STATED PROBLEM:
Search the data below for "نائب"; list each line that holds it.

MATERIAL FOR THE TASK:
— Begin —
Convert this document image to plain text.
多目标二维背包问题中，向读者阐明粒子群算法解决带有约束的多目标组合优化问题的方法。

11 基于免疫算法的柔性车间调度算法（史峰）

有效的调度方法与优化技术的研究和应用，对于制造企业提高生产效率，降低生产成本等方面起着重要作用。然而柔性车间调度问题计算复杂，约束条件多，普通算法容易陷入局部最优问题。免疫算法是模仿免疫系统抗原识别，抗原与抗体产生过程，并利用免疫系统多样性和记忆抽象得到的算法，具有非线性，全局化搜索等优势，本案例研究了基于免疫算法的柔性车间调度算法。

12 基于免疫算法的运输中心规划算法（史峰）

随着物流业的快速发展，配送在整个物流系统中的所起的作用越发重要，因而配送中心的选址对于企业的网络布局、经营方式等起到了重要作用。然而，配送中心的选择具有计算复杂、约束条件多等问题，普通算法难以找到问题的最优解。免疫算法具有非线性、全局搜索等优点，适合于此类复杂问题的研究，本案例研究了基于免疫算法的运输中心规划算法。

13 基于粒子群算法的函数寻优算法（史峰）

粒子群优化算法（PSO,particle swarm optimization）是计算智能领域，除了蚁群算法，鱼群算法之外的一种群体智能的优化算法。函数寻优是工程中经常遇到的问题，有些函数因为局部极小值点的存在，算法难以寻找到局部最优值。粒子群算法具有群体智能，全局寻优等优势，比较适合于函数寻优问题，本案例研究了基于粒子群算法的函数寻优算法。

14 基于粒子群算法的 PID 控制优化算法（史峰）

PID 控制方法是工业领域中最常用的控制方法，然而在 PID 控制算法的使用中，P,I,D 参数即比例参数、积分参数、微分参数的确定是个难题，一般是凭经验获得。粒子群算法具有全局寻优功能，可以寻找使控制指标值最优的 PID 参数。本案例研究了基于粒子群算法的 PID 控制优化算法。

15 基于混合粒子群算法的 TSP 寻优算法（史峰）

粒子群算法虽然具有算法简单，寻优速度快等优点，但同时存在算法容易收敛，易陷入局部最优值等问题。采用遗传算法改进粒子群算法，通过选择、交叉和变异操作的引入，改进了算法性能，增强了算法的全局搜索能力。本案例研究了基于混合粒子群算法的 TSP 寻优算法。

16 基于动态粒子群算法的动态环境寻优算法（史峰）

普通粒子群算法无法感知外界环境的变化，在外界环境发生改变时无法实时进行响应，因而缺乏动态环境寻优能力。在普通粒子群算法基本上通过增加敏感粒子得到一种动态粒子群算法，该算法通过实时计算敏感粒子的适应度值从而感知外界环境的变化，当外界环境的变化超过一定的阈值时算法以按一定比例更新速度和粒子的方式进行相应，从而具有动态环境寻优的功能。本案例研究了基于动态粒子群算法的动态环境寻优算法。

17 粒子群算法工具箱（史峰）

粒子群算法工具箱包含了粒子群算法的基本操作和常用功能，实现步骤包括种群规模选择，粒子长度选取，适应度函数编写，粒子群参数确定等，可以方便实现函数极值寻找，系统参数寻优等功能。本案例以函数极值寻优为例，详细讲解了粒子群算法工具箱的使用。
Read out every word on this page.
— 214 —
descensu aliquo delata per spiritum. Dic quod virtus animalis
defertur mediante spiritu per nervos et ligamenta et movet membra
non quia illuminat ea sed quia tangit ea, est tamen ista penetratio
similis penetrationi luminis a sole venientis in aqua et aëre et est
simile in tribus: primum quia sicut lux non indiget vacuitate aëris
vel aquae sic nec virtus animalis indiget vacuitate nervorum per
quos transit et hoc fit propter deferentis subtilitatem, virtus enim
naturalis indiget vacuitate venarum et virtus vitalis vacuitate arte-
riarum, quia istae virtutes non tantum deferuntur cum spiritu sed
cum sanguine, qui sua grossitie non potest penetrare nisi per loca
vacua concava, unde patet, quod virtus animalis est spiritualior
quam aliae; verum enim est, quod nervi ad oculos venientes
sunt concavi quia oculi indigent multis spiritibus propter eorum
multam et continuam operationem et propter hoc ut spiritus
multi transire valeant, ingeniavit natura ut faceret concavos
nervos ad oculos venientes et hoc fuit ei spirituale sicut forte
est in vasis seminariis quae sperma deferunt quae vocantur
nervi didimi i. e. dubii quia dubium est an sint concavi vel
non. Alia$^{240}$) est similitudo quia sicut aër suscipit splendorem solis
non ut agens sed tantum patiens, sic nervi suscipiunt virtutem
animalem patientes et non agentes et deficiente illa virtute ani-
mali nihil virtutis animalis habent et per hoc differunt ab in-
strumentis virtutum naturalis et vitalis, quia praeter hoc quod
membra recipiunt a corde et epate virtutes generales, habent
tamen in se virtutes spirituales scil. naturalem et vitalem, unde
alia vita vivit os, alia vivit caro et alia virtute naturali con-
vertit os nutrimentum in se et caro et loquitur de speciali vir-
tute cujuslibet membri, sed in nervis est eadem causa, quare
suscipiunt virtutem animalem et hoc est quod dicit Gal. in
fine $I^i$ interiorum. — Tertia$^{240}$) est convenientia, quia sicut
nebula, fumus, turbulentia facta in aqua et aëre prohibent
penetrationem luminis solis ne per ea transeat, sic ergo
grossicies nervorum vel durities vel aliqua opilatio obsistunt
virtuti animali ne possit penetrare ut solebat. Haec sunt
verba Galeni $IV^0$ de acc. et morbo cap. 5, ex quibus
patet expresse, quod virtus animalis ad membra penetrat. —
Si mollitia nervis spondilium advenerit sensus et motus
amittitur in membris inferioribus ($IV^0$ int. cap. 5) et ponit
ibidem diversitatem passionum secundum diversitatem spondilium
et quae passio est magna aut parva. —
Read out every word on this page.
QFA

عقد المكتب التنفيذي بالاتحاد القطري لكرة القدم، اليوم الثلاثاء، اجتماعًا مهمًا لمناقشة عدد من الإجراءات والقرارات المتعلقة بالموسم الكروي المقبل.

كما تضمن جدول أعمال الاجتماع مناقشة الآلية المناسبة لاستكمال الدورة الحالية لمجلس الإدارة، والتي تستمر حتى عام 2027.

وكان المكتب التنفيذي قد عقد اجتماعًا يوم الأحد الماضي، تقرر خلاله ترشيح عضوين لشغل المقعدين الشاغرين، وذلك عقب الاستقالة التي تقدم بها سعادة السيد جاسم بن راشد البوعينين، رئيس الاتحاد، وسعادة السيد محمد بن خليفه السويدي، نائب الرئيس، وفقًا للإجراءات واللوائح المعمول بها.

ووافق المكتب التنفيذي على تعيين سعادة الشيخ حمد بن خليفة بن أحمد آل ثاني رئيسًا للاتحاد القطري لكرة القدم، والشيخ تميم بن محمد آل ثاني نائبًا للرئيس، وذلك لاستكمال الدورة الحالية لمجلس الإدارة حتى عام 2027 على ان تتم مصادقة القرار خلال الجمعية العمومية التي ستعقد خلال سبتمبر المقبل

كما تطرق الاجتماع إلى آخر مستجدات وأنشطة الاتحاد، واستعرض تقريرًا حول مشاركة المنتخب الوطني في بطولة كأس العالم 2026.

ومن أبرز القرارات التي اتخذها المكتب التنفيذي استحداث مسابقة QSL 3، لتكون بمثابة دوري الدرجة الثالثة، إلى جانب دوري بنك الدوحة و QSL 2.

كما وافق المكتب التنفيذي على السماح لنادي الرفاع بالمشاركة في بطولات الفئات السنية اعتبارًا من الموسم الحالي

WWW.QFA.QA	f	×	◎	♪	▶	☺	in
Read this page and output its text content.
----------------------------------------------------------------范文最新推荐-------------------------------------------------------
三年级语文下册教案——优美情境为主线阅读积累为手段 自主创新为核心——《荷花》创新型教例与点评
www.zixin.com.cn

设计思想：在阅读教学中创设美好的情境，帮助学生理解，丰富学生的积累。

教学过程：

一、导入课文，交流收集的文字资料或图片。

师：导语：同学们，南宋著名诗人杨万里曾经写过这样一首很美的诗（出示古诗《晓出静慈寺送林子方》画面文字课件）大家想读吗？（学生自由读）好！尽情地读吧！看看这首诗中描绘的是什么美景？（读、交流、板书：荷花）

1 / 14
— End —
TASK RESPONSE:
وكان المكتب التنفيذي قد عقد اجتماعًا يوم الأحد الماضي، تقرر خلاله ترشيح عضوين لشغل المقعدين الشاغرين، وذلك عقب الاستقالة التي تقدم بها سعادة السيد جاسم بن راشد البوعينين، رئيس الاتحاد، وسعادة السيد محمد بن خليفه السويدي، نائب الرئيس، وفقًا للإجراءات واللوائح المعمول بها.
ووافق المكتب التنفيذي على تعيين سعادة الشيخ حمد بن خليفة بن أحمد آل ثاني رئيسًا للاتحاد القطري لكرة القدم، والشيخ تميم بن محمد آل ثاني نائبًا للرئيس، وذلك لاستكمال الدورة الحالية لمجلس الإدارة حتى عام 2027 على ان تتم مصادقة القرار خلال الجمعية العمومية التي ستعقد خلال سبتمبر المقبل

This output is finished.